Write out each entry, exactly the way it appears.

INPUT DATA:
# # # #
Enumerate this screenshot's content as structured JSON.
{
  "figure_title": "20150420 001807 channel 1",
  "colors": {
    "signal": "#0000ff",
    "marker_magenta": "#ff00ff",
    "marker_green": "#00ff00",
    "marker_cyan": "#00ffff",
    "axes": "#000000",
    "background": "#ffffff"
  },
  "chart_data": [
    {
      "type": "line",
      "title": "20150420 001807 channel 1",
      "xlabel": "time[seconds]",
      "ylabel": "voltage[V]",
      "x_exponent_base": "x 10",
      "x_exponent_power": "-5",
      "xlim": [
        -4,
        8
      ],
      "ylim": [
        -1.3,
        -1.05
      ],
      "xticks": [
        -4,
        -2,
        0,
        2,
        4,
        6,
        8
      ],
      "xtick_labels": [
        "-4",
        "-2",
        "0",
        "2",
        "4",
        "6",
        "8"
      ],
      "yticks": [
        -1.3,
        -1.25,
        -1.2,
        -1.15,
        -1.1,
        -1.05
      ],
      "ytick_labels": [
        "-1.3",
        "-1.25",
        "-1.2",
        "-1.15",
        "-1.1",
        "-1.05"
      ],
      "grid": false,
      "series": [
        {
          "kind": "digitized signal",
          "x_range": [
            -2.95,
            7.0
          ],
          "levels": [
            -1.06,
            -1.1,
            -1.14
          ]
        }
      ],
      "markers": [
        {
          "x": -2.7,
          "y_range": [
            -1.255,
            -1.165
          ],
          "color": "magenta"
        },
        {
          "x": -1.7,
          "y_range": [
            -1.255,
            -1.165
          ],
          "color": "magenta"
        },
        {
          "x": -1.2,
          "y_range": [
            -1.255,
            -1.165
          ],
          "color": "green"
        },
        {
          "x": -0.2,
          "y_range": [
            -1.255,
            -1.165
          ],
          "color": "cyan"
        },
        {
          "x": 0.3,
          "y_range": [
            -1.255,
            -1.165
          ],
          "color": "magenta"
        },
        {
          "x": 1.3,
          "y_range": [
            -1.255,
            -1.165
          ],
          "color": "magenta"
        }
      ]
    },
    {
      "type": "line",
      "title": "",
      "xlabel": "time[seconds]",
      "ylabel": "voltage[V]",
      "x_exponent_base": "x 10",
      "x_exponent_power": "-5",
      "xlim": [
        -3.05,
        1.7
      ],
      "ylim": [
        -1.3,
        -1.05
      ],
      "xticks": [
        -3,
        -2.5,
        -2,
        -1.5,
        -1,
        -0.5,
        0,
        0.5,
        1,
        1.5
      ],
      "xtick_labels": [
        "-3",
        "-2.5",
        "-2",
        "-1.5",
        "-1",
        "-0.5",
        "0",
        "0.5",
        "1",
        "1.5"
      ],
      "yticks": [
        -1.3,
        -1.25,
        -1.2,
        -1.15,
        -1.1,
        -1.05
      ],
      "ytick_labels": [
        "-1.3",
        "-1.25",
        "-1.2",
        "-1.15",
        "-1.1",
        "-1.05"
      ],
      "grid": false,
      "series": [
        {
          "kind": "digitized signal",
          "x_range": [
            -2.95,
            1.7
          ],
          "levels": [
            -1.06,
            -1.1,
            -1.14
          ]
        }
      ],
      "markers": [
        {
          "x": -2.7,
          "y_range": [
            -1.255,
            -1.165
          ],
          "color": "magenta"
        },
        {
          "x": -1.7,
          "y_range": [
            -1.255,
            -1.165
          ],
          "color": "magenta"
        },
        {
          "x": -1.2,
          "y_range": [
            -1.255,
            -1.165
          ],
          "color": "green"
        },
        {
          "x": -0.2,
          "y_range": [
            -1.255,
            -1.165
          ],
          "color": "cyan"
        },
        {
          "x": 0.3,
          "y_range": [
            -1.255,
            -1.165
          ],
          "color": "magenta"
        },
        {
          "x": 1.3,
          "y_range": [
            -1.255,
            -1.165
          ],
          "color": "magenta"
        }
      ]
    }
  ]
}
# # # #
CORRECT RESPONSE:
Enumerate this screenshot's content as structured JSON.
{
  "figure_title": "20150420 001807 channel 1",
  "colors": {
    "signal": "#0000ff",
    "marker_magenta": "#ff00ff",
    "marker_green": "#00ff00",
    "marker_cyan": "#00ffff",
    "axes": "#000000",
    "background": "#ffffff"
  },
  "chart_data": [
    {
      "type": "line",
      "title": "20150420 001807 channel 1",
      "xlabel": "time[seconds]",
      "ylabel": "voltage[V]",
      "x_exponent_base": "x 10",
      "x_exponent_power": "-5",
      "xlim": [
        -4,
        8
      ],
      "ylim": [
        -1.3,
        -1.05
      ],
      "xticks": [
        -4,
        -2,
        0,
        2,
        4,
        6,
        8
      ],
      "xtick_labels": [
        "-4",
        "-2",
        "0",
        "2",
        "4",
        "6",
        "8"
      ],
      "yticks": [
        -1.3,
        -1.25,
        -1.2,
        -1.15,
        -1.1,
        -1.05
      ],
      "ytick_labels": [
        "-1.3",
        "-1.25",
        "-1.2",
        "-1.15",
        "-1.1",
        "-1.05"
      ],
      "grid": false,
      "series": [
        {
          "kind": "digitized signal",
          "x_range": [
            -2.95,
            7.0
          ],
          "levels": [
            -1.06,
            -1.1,
            -1.14
          ]
        }
      ],
      "markers": [
        {
          "x": -2.7,
          "y_range": [
            -1.255,
            -1.165
          ],
          "color": "magenta"
        },
        {
          "x": -1.7,
          "y_range": [
            -1.255,
            -1.165
          ],
          "color": "magenta"
        },
        {
          "x": -1.2,
          "y_range": [
            -1.255,
            -1.165
          ],
          "color": "green"
        },
        {
          "x": -0.2,
          "y_range": [
            -1.255,
            -1.165
          ],
          "color": "cyan"
        },
        {
          "x": 0.3,
          "y_range": [
            -1.255,
            -1.165
          ],
          "color": "magenta"
        },
        {
          "x": 1.3,
          "y_range": [
            -1.255,
            -1.165
          ],
          "color": "magenta"
        }
      ]
    },
    {
      "type": "line",
      "title": "",
      "xlabel": "time[seconds]",
      "ylabel": "voltage[V]",
      "x_exponent_base": "x 10",
      "x_exponent_power": "-5",
      "xlim": [
        -3.05,
        1.7
      ],
      "ylim": [
        -1.3,
        -1.05
      ],
      "xticks": [
        -3,
        -2.5,
        -2,
        -1.5,
        -1,
        -0.5,
        0,
        0.5,
        1,
        1.5
      ],
      "xtick_labels": [
        "-3",
        "-2.5",
        "-2",
        "-1.5",
        "-1",
        "-0.5",
        "0",
        "0.5",
        "1",
        "1.5"
      ],
      "yticks": [
        -1.3,
        -1.25,
        -1.2,
        -1.15,
        -1.1,
        -1.05
      ],
      "ytick_labels": [
        "-1.3",
        "-1.25",
        "-1.2",
        "-1.15",
        "-1.1",
        "-1.05"
      ],
      "grid": false,
      "series": [
        {
          "kind": "digitized signal",
          "x_range": [
            -2.95,
            1.7
          ],
          "levels": [
            -1.06,
            -1.1,
            -1.14
          ]
        }
      ],
      "markers": [
        {
          "x": -2.7,
          "y_range": [
            -1.255,
            -1.165
          ],
          "color": "magenta"
        },
        {
          "x": -1.7,
          "y_range": [
            -1.255,
            -1.165
          ],
          "color": "magenta"
        },
        {
          "x": -1.2,
          "y_range": [
            -1.255,
            -1.165
          ],
          "color": "green"
        },
        {
          "x": -0.2,
          "y_range": [
            -1.255,
            -1.165
          ],
          "color": "cyan"
        },
        {
          "x": 0.3,
          "y_range": [
            -1.255,
            -1.165
          ],
          "color": "magenta"
        },
        {
          "x": 1.3,
          "y_range": [
            -1.255,
            -1.165
          ],
          "color": "magenta"
        }
      ]
    }
  ]
}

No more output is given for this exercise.